> _SET EXERCISE_: Quote each line of the material verbatim, without the pictures.

(Excerpts from a figure dataset)
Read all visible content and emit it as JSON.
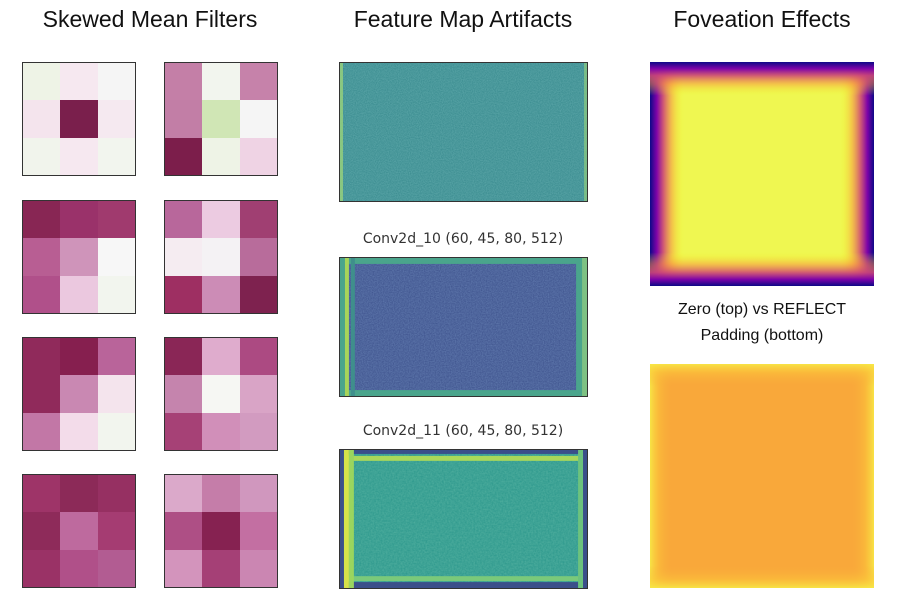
{
  "titles": {
    "col1": "Skewed Mean Filters",
    "col2": "Feature Map Artifacts",
    "col3": "Foveation Effects"
  },
  "filters": [
    {
      "cells": [
        "#eef3e6",
        "#f6e8f0",
        "#f5f5f5",
        "#f4e4ed",
        "#7a1f4c",
        "#f5e9f0",
        "#f1f4ec",
        "#f6e8f0",
        "#f2f5ee"
      ]
    },
    {
      "cells": [
        "#c47fa7",
        "#f2f5ee",
        "#c682aa",
        "#c27ea6",
        "#d0e6b5",
        "#f5f5f5",
        "#7c1e4b",
        "#eef3e6",
        "#efd3e4"
      ]
    },
    {
      "cells": [
        "#882654",
        "#9a326a",
        "#a03a6e",
        "#b85e93",
        "#cf94ba",
        "#f7f7f7",
        "#b0508a",
        "#ebc8df",
        "#f2f5ee"
      ]
    },
    {
      "cells": [
        "#b8679b",
        "#eccbe1",
        "#a03f72",
        "#f5ecf1",
        "#f4f2f4",
        "#b86c9b",
        "#9e2f62",
        "#cc8cb6",
        "#7e224f"
      ]
    },
    {
      "cells": [
        "#902a5b",
        "#861f4f",
        "#b9649a",
        "#902a5b",
        "#c988b2",
        "#f4e4ed",
        "#c277a6",
        "#f3dcea",
        "#f2f5ee"
      ]
    },
    {
      "cells": [
        "#8a2656",
        "#dfaccd",
        "#ac4a82",
        "#c584ad",
        "#f6f7f3",
        "#d9a4c6",
        "#a64176",
        "#d18fb9",
        "#d29bc0"
      ]
    },
    {
      "cells": [
        "#9e3468",
        "#8c2a58",
        "#963062",
        "#8e2b5a",
        "#be6a9e",
        "#a53c72",
        "#9a3266",
        "#b05089",
        "#b25c92"
      ]
    },
    {
      "cells": [
        "#dba9ca",
        "#c57da9",
        "#d097be",
        "#ae4f85",
        "#862251",
        "#c36fa2",
        "#d394bc",
        "#a54076",
        "#cb86b2"
      ]
    }
  ],
  "feature_maps": [
    {
      "label": "",
      "base": "#35888c"
    },
    {
      "label": "Conv2d_10 (60, 45, 80, 512)",
      "base": "#3b4f8a"
    },
    {
      "label": "Conv2d_11 (60, 45, 80, 512)",
      "base": "#2a968b"
    }
  ],
  "foveation": {
    "caption_line1": "Zero (top) vs REFLECT",
    "caption_line2": "Padding (bottom)"
  }
}
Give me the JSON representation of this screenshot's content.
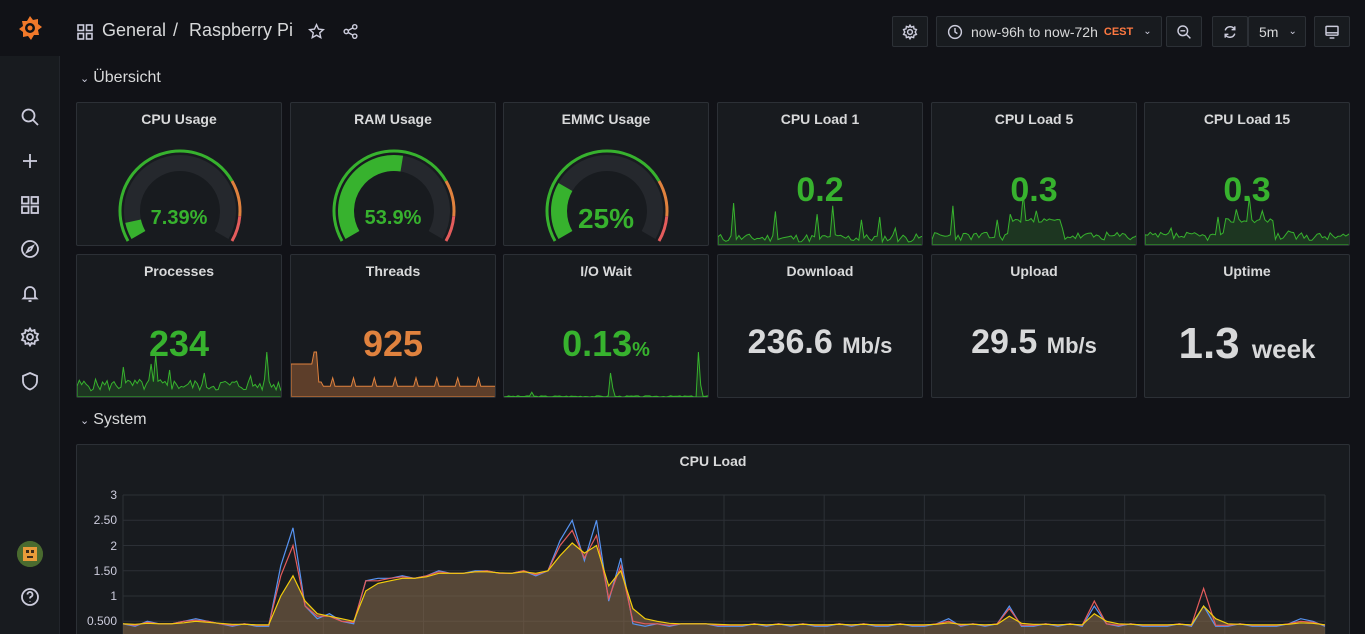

> _SOLUTION TO THIS TASK_:
Read all visible content and emit it as JSON.
{
  "titles": {
    "col1": "Skewed Mean Filters",
    "col2": "Feature Map Artifacts",
    "col3": "Foveation Effects"
  },
  "filters": [
    {
      "cells": [
        "#eef3e6",
        "#f6e8f0",
        "#f5f5f5",
        "#f4e4ed",
        "#7a1f4c",
        "#f5e9f0",
        "#f1f4ec",
        "#f6e8f0",
        "#f2f5ee"
      ]
    },
    {
      "cells": [
        "#c47fa7",
        "#f2f5ee",
        "#c682aa",
        "#c27ea6",
        "#d0e6b5",
        "#f5f5f5",
        "#7c1e4b",
        "#eef3e6",
        "#efd3e4"
      ]
    },
    {
      "cells": [
        "#882654",
        "#9a326a",
        "#a03a6e",
        "#b85e93",
        "#cf94ba",
        "#f7f7f7",
        "#b0508a",
        "#ebc8df",
        "#f2f5ee"
      ]
    },
    {
      "cells": [
        "#b8679b",
        "#eccbe1",
        "#a03f72",
        "#f5ecf1",
        "#f4f2f4",
        "#b86c9b",
        "#9e2f62",
        "#cc8cb6",
        "#7e224f"
      ]
    },
    {
      "cells": [
        "#902a5b",
        "#861f4f",
        "#b9649a",
        "#902a5b",
        "#c988b2",
        "#f4e4ed",
        "#c277a6",
        "#f3dcea",
        "#f2f5ee"
      ]
    },
    {
      "cells": [
        "#8a2656",
        "#dfaccd",
        "#ac4a82",
        "#c584ad",
        "#f6f7f3",
        "#d9a4c6",
        "#a64176",
        "#d18fb9",
        "#d29bc0"
      ]
    },
    {
      "cells": [
        "#9e3468",
        "#8c2a58",
        "#963062",
        "#8e2b5a",
        "#be6a9e",
        "#a53c72",
        "#9a3266",
        "#b05089",
        "#b25c92"
      ]
    },
    {
      "cells": [
        "#dba9ca",
        "#c57da9",
        "#d097be",
        "#ae4f85",
        "#862251",
        "#c36fa2",
        "#d394bc",
        "#a54076",
        "#cb86b2"
      ]
    }
  ],
  "feature_maps": [
    {
      "label": "",
      "base": "#35888c"
    },
    {
      "label": "Conv2d_10 (60, 45, 80, 512)",
      "base": "#3b4f8a"
    },
    {
      "label": "Conv2d_11 (60, 45, 80, 512)",
      "base": "#2a968b"
    }
  ],
  "foveation": {
    "caption_line1": "Zero (top) vs REFLECT",
    "caption_line2": "Padding (bottom)"
  }
}
Give me the JSON representation of this screenshot's content.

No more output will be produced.